**Given instruction:** Below is a listing to transcribe in full and exactly; keep the pictures out.

[Dataset rows]
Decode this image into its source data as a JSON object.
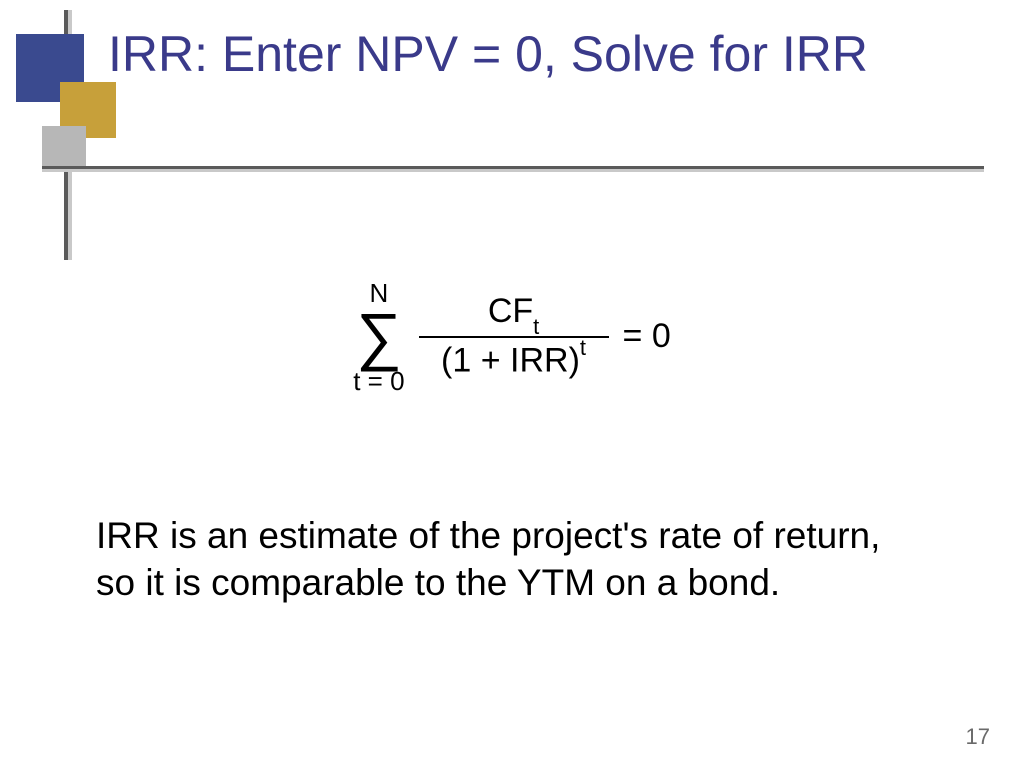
{
  "title": "IRR:  Enter NPV = 0, Solve for IRR",
  "formula": {
    "sigma_upper": "N",
    "sigma_symbol": "∑",
    "sigma_lower": "t = 0",
    "numerator_base": "CF",
    "numerator_sub": "t",
    "denominator_pre": "(1 + IRR)",
    "denominator_sup": "t",
    "equals": "= 0"
  },
  "body": "IRR is an estimate of the project's rate of return, so it is comparable to the YTM on a bond.",
  "page_number": "17",
  "colors": {
    "title": "#3a3a8a",
    "sq_blue": "#3a4a8f",
    "sq_gold": "#c7a03a",
    "sq_gray": "#b7b7b7",
    "line_dark": "#5a5a5a",
    "line_light": "#c9c9c9"
  }
}
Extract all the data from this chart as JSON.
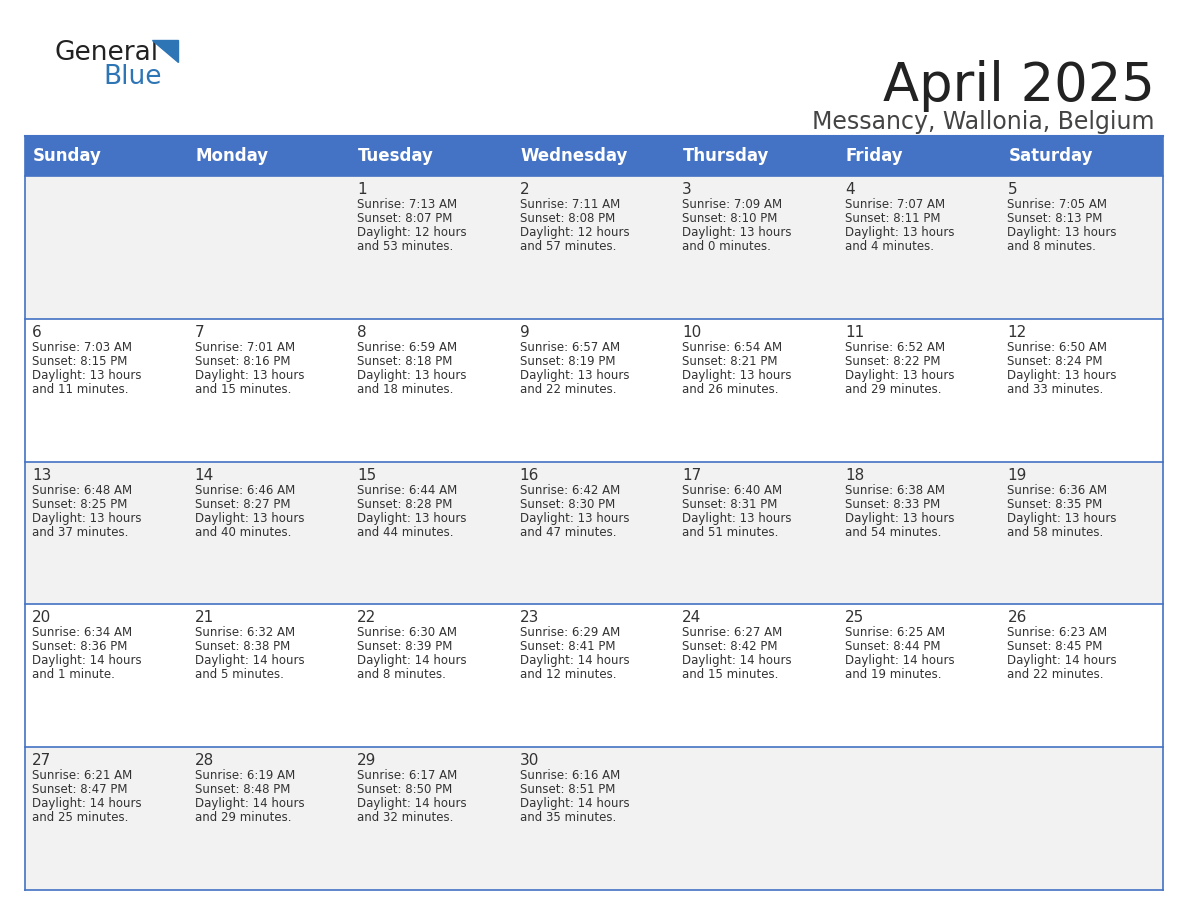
{
  "title": "April 2025",
  "subtitle": "Messancy, Wallonia, Belgium",
  "header_bg_color": "#4472C4",
  "header_text_color": "#FFFFFF",
  "row_bg_even": "#F2F2F2",
  "row_bg_odd": "#FFFFFF",
  "border_color": "#4472C4",
  "text_color": "#333333",
  "days_of_week": [
    "Sunday",
    "Monday",
    "Tuesday",
    "Wednesday",
    "Thursday",
    "Friday",
    "Saturday"
  ],
  "calendar": [
    [
      {
        "day": "",
        "sunrise": "",
        "sunset": "",
        "daylight": ""
      },
      {
        "day": "",
        "sunrise": "",
        "sunset": "",
        "daylight": ""
      },
      {
        "day": "1",
        "sunrise": "Sunrise: 7:13 AM",
        "sunset": "Sunset: 8:07 PM",
        "daylight": "Daylight: 12 hours\nand 53 minutes."
      },
      {
        "day": "2",
        "sunrise": "Sunrise: 7:11 AM",
        "sunset": "Sunset: 8:08 PM",
        "daylight": "Daylight: 12 hours\nand 57 minutes."
      },
      {
        "day": "3",
        "sunrise": "Sunrise: 7:09 AM",
        "sunset": "Sunset: 8:10 PM",
        "daylight": "Daylight: 13 hours\nand 0 minutes."
      },
      {
        "day": "4",
        "sunrise": "Sunrise: 7:07 AM",
        "sunset": "Sunset: 8:11 PM",
        "daylight": "Daylight: 13 hours\nand 4 minutes."
      },
      {
        "day": "5",
        "sunrise": "Sunrise: 7:05 AM",
        "sunset": "Sunset: 8:13 PM",
        "daylight": "Daylight: 13 hours\nand 8 minutes."
      }
    ],
    [
      {
        "day": "6",
        "sunrise": "Sunrise: 7:03 AM",
        "sunset": "Sunset: 8:15 PM",
        "daylight": "Daylight: 13 hours\nand 11 minutes."
      },
      {
        "day": "7",
        "sunrise": "Sunrise: 7:01 AM",
        "sunset": "Sunset: 8:16 PM",
        "daylight": "Daylight: 13 hours\nand 15 minutes."
      },
      {
        "day": "8",
        "sunrise": "Sunrise: 6:59 AM",
        "sunset": "Sunset: 8:18 PM",
        "daylight": "Daylight: 13 hours\nand 18 minutes."
      },
      {
        "day": "9",
        "sunrise": "Sunrise: 6:57 AM",
        "sunset": "Sunset: 8:19 PM",
        "daylight": "Daylight: 13 hours\nand 22 minutes."
      },
      {
        "day": "10",
        "sunrise": "Sunrise: 6:54 AM",
        "sunset": "Sunset: 8:21 PM",
        "daylight": "Daylight: 13 hours\nand 26 minutes."
      },
      {
        "day": "11",
        "sunrise": "Sunrise: 6:52 AM",
        "sunset": "Sunset: 8:22 PM",
        "daylight": "Daylight: 13 hours\nand 29 minutes."
      },
      {
        "day": "12",
        "sunrise": "Sunrise: 6:50 AM",
        "sunset": "Sunset: 8:24 PM",
        "daylight": "Daylight: 13 hours\nand 33 minutes."
      }
    ],
    [
      {
        "day": "13",
        "sunrise": "Sunrise: 6:48 AM",
        "sunset": "Sunset: 8:25 PM",
        "daylight": "Daylight: 13 hours\nand 37 minutes."
      },
      {
        "day": "14",
        "sunrise": "Sunrise: 6:46 AM",
        "sunset": "Sunset: 8:27 PM",
        "daylight": "Daylight: 13 hours\nand 40 minutes."
      },
      {
        "day": "15",
        "sunrise": "Sunrise: 6:44 AM",
        "sunset": "Sunset: 8:28 PM",
        "daylight": "Daylight: 13 hours\nand 44 minutes."
      },
      {
        "day": "16",
        "sunrise": "Sunrise: 6:42 AM",
        "sunset": "Sunset: 8:30 PM",
        "daylight": "Daylight: 13 hours\nand 47 minutes."
      },
      {
        "day": "17",
        "sunrise": "Sunrise: 6:40 AM",
        "sunset": "Sunset: 8:31 PM",
        "daylight": "Daylight: 13 hours\nand 51 minutes."
      },
      {
        "day": "18",
        "sunrise": "Sunrise: 6:38 AM",
        "sunset": "Sunset: 8:33 PM",
        "daylight": "Daylight: 13 hours\nand 54 minutes."
      },
      {
        "day": "19",
        "sunrise": "Sunrise: 6:36 AM",
        "sunset": "Sunset: 8:35 PM",
        "daylight": "Daylight: 13 hours\nand 58 minutes."
      }
    ],
    [
      {
        "day": "20",
        "sunrise": "Sunrise: 6:34 AM",
        "sunset": "Sunset: 8:36 PM",
        "daylight": "Daylight: 14 hours\nand 1 minute."
      },
      {
        "day": "21",
        "sunrise": "Sunrise: 6:32 AM",
        "sunset": "Sunset: 8:38 PM",
        "daylight": "Daylight: 14 hours\nand 5 minutes."
      },
      {
        "day": "22",
        "sunrise": "Sunrise: 6:30 AM",
        "sunset": "Sunset: 8:39 PM",
        "daylight": "Daylight: 14 hours\nand 8 minutes."
      },
      {
        "day": "23",
        "sunrise": "Sunrise: 6:29 AM",
        "sunset": "Sunset: 8:41 PM",
        "daylight": "Daylight: 14 hours\nand 12 minutes."
      },
      {
        "day": "24",
        "sunrise": "Sunrise: 6:27 AM",
        "sunset": "Sunset: 8:42 PM",
        "daylight": "Daylight: 14 hours\nand 15 minutes."
      },
      {
        "day": "25",
        "sunrise": "Sunrise: 6:25 AM",
        "sunset": "Sunset: 8:44 PM",
        "daylight": "Daylight: 14 hours\nand 19 minutes."
      },
      {
        "day": "26",
        "sunrise": "Sunrise: 6:23 AM",
        "sunset": "Sunset: 8:45 PM",
        "daylight": "Daylight: 14 hours\nand 22 minutes."
      }
    ],
    [
      {
        "day": "27",
        "sunrise": "Sunrise: 6:21 AM",
        "sunset": "Sunset: 8:47 PM",
        "daylight": "Daylight: 14 hours\nand 25 minutes."
      },
      {
        "day": "28",
        "sunrise": "Sunrise: 6:19 AM",
        "sunset": "Sunset: 8:48 PM",
        "daylight": "Daylight: 14 hours\nand 29 minutes."
      },
      {
        "day": "29",
        "sunrise": "Sunrise: 6:17 AM",
        "sunset": "Sunset: 8:50 PM",
        "daylight": "Daylight: 14 hours\nand 32 minutes."
      },
      {
        "day": "30",
        "sunrise": "Sunrise: 6:16 AM",
        "sunset": "Sunset: 8:51 PM",
        "daylight": "Daylight: 14 hours\nand 35 minutes."
      },
      {
        "day": "",
        "sunrise": "",
        "sunset": "",
        "daylight": ""
      },
      {
        "day": "",
        "sunrise": "",
        "sunset": "",
        "daylight": ""
      },
      {
        "day": "",
        "sunrise": "",
        "sunset": "",
        "daylight": ""
      }
    ]
  ]
}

**Finished exercise:**
Decode this image into its source data as a JSON object.
{
  "title": "IRR:  Enter NPV = 0, Solve for IRR",
  "formula": {
    "sigma_upper": "N",
    "sigma_symbol": "∑",
    "sigma_lower": "t = 0",
    "numerator_base": "CF",
    "numerator_sub": "t",
    "denominator_pre": "(1 + IRR)",
    "denominator_sup": "t",
    "equals": "= 0"
  },
  "body": "IRR is an estimate of the project's rate of return, so it is comparable to the YTM on a bond.",
  "page_number": "17",
  "colors": {
    "title": "#3a3a8a",
    "sq_blue": "#3a4a8f",
    "sq_gold": "#c7a03a",
    "sq_gray": "#b7b7b7",
    "line_dark": "#5a5a5a",
    "line_light": "#c9c9c9"
  }
}
Extract all the data from this chart as JSON.
{
  "title": "April 2025",
  "subtitle": "Messancy, Wallonia, Belgium",
  "header_bg_color": "#4472C4",
  "header_text_color": "#FFFFFF",
  "row_bg_even": "#F2F2F2",
  "row_bg_odd": "#FFFFFF",
  "border_color": "#4472C4",
  "text_color": "#333333",
  "days_of_week": [
    "Sunday",
    "Monday",
    "Tuesday",
    "Wednesday",
    "Thursday",
    "Friday",
    "Saturday"
  ],
  "calendar": [
    [
      {
        "day": "",
        "sunrise": "",
        "sunset": "",
        "daylight": ""
      },
      {
        "day": "",
        "sunrise": "",
        "sunset": "",
        "daylight": ""
      },
      {
        "day": "1",
        "sunrise": "Sunrise: 7:13 AM",
        "sunset": "Sunset: 8:07 PM",
        "daylight": "Daylight: 12 hours\nand 53 minutes."
      },
      {
        "day": "2",
        "sunrise": "Sunrise: 7:11 AM",
        "sunset": "Sunset: 8:08 PM",
        "daylight": "Daylight: 12 hours\nand 57 minutes."
      },
      {
        "day": "3",
        "sunrise": "Sunrise: 7:09 AM",
        "sunset": "Sunset: 8:10 PM",
        "daylight": "Daylight: 13 hours\nand 0 minutes."
      },
      {
        "day": "4",
        "sunrise": "Sunrise: 7:07 AM",
        "sunset": "Sunset: 8:11 PM",
        "daylight": "Daylight: 13 hours\nand 4 minutes."
      },
      {
        "day": "5",
        "sunrise": "Sunrise: 7:05 AM",
        "sunset": "Sunset: 8:13 PM",
        "daylight": "Daylight: 13 hours\nand 8 minutes."
      }
    ],
    [
      {
        "day": "6",
        "sunrise": "Sunrise: 7:03 AM",
        "sunset": "Sunset: 8:15 PM",
        "daylight": "Daylight: 13 hours\nand 11 minutes."
      },
      {
        "day": "7",
        "sunrise": "Sunrise: 7:01 AM",
        "sunset": "Sunset: 8:16 PM",
        "daylight": "Daylight: 13 hours\nand 15 minutes."
      },
      {
        "day": "8",
        "sunrise": "Sunrise: 6:59 AM",
        "sunset": "Sunset: 8:18 PM",
        "daylight": "Daylight: 13 hours\nand 18 minutes."
      },
      {
        "day": "9",
        "sunrise": "Sunrise: 6:57 AM",
        "sunset": "Sunset: 8:19 PM",
        "daylight": "Daylight: 13 hours\nand 22 minutes."
      },
      {
        "day": "10",
        "sunrise": "Sunrise: 6:54 AM",
        "sunset": "Sunset: 8:21 PM",
        "daylight": "Daylight: 13 hours\nand 26 minutes."
      },
      {
        "day": "11",
        "sunrise": "Sunrise: 6:52 AM",
        "sunset": "Sunset: 8:22 PM",
        "daylight": "Daylight: 13 hours\nand 29 minutes."
      },
      {
        "day": "12",
        "sunrise": "Sunrise: 6:50 AM",
        "sunset": "Sunset: 8:24 PM",
        "daylight": "Daylight: 13 hours\nand 33 minutes."
      }
    ],
    [
      {
        "day": "13",
        "sunrise": "Sunrise: 6:48 AM",
        "sunset": "Sunset: 8:25 PM",
        "daylight": "Daylight: 13 hours\nand 37 minutes."
      },
      {
        "day": "14",
        "sunrise": "Sunrise: 6:46 AM",
        "sunset": "Sunset: 8:27 PM",
        "daylight": "Daylight: 13 hours\nand 40 minutes."
      },
      {
        "day": "15",
        "sunrise": "Sunrise: 6:44 AM",
        "sunset": "Sunset: 8:28 PM",
        "daylight": "Daylight: 13 hours\nand 44 minutes."
      },
      {
        "day": "16",
        "sunrise": "Sunrise: 6:42 AM",
        "sunset": "Sunset: 8:30 PM",
        "daylight": "Daylight: 13 hours\nand 47 minutes."
      },
      {
        "day": "17",
        "sunrise": "Sunrise: 6:40 AM",
        "sunset": "Sunset: 8:31 PM",
        "daylight": "Daylight: 13 hours\nand 51 minutes."
      },
      {
        "day": "18",
        "sunrise": "Sunrise: 6:38 AM",
        "sunset": "Sunset: 8:33 PM",
        "daylight": "Daylight: 13 hours\nand 54 minutes."
      },
      {
        "day": "19",
        "sunrise": "Sunrise: 6:36 AM",
        "sunset": "Sunset: 8:35 PM",
        "daylight": "Daylight: 13 hours\nand 58 minutes."
      }
    ],
    [
      {
        "day": "20",
        "sunrise": "Sunrise: 6:34 AM",
        "sunset": "Sunset: 8:36 PM",
        "daylight": "Daylight: 14 hours\nand 1 minute."
      },
      {
        "day": "21",
        "sunrise": "Sunrise: 6:32 AM",
        "sunset": "Sunset: 8:38 PM",
        "daylight": "Daylight: 14 hours\nand 5 minutes."
      },
      {
        "day": "22",
        "sunrise": "Sunrise: 6:30 AM",
        "sunset": "Sunset: 8:39 PM",
        "daylight": "Daylight: 14 hours\nand 8 minutes."
      },
      {
        "day": "23",
        "sunrise": "Sunrise: 6:29 AM",
        "sunset": "Sunset: 8:41 PM",
        "daylight": "Daylight: 14 hours\nand 12 minutes."
      },
      {
        "day": "24",
        "sunrise": "Sunrise: 6:27 AM",
        "sunset": "Sunset: 8:42 PM",
        "daylight": "Daylight: 14 hours\nand 15 minutes."
      },
      {
        "day": "25",
        "sunrise": "Sunrise: 6:25 AM",
        "sunset": "Sunset: 8:44 PM",
        "daylight": "Daylight: 14 hours\nand 19 minutes."
      },
      {
        "day": "26",
        "sunrise": "Sunrise: 6:23 AM",
        "sunset": "Sunset: 8:45 PM",
        "daylight": "Daylight: 14 hours\nand 22 minutes."
      }
    ],
    [
      {
        "day": "27",
        "sunrise": "Sunrise: 6:21 AM",
        "sunset": "Sunset: 8:47 PM",
        "daylight": "Daylight: 14 hours\nand 25 minutes."
      },
      {
        "day": "28",
        "sunrise": "Sunrise: 6:19 AM",
        "sunset": "Sunset: 8:48 PM",
        "daylight": "Daylight: 14 hours\nand 29 minutes."
      },
      {
        "day": "29",
        "sunrise": "Sunrise: 6:17 AM",
        "sunset": "Sunset: 8:50 PM",
        "daylight": "Daylight: 14 hours\nand 32 minutes."
      },
      {
        "day": "30",
        "sunrise": "Sunrise: 6:16 AM",
        "sunset": "Sunset: 8:51 PM",
        "daylight": "Daylight: 14 hours\nand 35 minutes."
      },
      {
        "day": "",
        "sunrise": "",
        "sunset": "",
        "daylight": ""
      },
      {
        "day": "",
        "sunrise": "",
        "sunset": "",
        "daylight": ""
      },
      {
        "day": "",
        "sunrise": "",
        "sunset": "",
        "daylight": ""
      }
    ]
  ]
}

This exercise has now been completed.